◆ Stated task ◆
Which lines in the records below contain the word "Kind"? Copy each one out.
<<<<
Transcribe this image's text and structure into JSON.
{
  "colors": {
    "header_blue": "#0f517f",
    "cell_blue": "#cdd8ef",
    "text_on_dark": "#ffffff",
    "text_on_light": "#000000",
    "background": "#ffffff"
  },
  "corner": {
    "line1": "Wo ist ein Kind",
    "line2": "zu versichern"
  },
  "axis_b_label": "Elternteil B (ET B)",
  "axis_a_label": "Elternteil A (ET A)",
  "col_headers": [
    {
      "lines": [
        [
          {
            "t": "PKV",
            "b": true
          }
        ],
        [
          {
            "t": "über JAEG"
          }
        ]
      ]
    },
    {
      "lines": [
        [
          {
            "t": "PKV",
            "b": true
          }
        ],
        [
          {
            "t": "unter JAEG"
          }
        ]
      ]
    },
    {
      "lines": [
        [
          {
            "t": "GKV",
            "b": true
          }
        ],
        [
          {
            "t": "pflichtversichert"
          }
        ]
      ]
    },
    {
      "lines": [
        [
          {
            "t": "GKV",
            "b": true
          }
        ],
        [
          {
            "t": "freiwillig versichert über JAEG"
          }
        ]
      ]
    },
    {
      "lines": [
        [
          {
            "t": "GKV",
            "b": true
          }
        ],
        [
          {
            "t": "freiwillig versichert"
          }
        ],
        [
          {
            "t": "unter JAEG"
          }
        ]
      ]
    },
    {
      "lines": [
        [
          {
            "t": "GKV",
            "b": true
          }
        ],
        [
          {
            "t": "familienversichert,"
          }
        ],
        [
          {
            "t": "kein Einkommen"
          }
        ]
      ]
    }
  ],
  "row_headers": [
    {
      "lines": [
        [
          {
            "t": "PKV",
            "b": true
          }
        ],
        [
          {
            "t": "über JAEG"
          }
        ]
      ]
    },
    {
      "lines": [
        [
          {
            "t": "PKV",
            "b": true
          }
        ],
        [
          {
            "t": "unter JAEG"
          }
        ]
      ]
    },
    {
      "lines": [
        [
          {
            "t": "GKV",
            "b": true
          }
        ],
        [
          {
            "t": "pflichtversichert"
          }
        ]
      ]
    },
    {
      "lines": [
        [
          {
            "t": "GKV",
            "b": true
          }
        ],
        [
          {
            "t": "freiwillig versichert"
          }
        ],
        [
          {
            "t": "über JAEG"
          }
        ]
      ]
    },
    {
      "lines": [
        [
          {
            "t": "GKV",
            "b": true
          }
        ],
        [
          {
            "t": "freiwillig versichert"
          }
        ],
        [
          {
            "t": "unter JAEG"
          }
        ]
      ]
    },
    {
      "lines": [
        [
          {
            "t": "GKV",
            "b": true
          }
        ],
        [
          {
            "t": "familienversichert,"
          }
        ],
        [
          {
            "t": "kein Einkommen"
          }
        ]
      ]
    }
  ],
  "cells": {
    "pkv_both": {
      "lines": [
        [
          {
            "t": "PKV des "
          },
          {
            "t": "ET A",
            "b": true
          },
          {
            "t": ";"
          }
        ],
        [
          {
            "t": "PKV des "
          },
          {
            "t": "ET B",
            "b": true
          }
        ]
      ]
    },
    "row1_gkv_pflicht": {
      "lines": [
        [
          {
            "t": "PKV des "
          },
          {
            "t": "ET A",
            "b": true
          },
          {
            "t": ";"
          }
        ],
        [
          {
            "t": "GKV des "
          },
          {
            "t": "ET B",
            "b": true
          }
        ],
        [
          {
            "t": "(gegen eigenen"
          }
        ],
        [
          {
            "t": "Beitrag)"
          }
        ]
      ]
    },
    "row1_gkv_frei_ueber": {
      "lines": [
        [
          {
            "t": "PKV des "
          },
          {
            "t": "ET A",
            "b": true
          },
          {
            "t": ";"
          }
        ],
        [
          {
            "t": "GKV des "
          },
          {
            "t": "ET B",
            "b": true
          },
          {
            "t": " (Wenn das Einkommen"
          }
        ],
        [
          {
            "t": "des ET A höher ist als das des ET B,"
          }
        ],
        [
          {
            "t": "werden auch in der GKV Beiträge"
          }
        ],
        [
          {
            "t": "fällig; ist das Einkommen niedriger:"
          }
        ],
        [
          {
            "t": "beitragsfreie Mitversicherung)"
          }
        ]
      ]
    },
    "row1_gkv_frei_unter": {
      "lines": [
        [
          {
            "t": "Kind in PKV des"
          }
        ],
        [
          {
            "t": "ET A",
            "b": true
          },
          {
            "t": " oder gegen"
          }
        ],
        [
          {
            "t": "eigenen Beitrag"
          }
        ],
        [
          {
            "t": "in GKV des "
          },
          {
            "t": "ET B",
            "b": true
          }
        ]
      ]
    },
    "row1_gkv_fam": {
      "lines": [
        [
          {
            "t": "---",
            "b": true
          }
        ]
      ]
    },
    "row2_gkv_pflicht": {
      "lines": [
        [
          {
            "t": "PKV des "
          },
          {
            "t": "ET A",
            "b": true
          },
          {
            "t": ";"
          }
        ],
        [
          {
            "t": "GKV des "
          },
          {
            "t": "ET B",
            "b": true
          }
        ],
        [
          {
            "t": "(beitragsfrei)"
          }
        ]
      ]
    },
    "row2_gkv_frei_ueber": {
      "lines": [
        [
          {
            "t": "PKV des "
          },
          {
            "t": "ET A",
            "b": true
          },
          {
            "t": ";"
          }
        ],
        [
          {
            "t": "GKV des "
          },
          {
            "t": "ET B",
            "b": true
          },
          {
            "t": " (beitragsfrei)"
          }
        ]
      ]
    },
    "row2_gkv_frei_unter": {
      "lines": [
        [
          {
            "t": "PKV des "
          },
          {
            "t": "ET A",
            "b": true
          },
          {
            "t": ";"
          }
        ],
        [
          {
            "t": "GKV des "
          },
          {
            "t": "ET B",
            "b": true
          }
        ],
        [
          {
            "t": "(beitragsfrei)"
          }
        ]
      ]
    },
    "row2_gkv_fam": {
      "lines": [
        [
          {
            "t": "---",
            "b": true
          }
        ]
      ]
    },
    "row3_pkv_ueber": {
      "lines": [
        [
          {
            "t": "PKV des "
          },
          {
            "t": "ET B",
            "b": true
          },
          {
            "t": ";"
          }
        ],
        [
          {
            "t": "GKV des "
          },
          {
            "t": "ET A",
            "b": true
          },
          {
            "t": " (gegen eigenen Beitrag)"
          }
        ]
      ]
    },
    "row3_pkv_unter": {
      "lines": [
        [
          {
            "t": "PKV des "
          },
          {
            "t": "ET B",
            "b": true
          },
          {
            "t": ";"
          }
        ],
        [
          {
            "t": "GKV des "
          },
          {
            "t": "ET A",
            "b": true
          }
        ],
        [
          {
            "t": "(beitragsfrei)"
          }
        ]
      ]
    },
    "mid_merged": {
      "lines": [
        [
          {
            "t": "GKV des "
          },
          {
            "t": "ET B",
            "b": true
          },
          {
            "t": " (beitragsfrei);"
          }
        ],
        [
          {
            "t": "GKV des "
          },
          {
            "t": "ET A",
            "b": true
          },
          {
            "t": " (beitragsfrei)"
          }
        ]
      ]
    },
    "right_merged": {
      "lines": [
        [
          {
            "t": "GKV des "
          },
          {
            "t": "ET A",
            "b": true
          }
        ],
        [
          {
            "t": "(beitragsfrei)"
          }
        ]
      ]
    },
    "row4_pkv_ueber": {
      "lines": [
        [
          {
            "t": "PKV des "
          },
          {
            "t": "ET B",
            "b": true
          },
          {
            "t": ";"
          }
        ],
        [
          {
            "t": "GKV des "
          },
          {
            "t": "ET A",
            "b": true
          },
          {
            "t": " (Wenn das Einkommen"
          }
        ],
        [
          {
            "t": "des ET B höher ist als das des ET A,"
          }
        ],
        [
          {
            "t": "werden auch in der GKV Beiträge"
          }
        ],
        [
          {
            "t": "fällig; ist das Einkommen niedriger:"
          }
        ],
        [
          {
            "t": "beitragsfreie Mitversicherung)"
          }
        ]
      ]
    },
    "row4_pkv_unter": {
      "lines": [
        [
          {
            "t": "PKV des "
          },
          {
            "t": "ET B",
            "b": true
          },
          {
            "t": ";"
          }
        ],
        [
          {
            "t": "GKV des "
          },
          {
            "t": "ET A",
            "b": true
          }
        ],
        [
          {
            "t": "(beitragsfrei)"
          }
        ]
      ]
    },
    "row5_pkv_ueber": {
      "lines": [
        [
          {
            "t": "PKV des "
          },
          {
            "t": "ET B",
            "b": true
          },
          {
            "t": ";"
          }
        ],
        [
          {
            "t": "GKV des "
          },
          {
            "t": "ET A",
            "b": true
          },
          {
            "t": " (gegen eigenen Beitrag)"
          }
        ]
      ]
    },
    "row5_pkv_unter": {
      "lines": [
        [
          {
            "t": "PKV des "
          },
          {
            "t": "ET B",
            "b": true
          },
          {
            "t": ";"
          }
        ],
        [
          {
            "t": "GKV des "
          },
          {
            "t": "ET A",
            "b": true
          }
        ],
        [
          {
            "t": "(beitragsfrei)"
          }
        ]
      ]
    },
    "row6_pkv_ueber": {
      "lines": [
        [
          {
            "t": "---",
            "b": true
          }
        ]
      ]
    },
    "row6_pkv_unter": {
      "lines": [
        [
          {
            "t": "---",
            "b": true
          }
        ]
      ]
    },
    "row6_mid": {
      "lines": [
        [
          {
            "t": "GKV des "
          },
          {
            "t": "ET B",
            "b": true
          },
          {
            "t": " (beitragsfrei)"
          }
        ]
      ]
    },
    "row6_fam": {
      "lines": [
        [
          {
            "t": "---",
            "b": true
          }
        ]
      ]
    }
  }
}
>>>>
◆ Task response ◆
    "line1": "Wo ist ein Kind",
            "t": "Kind in PKV des"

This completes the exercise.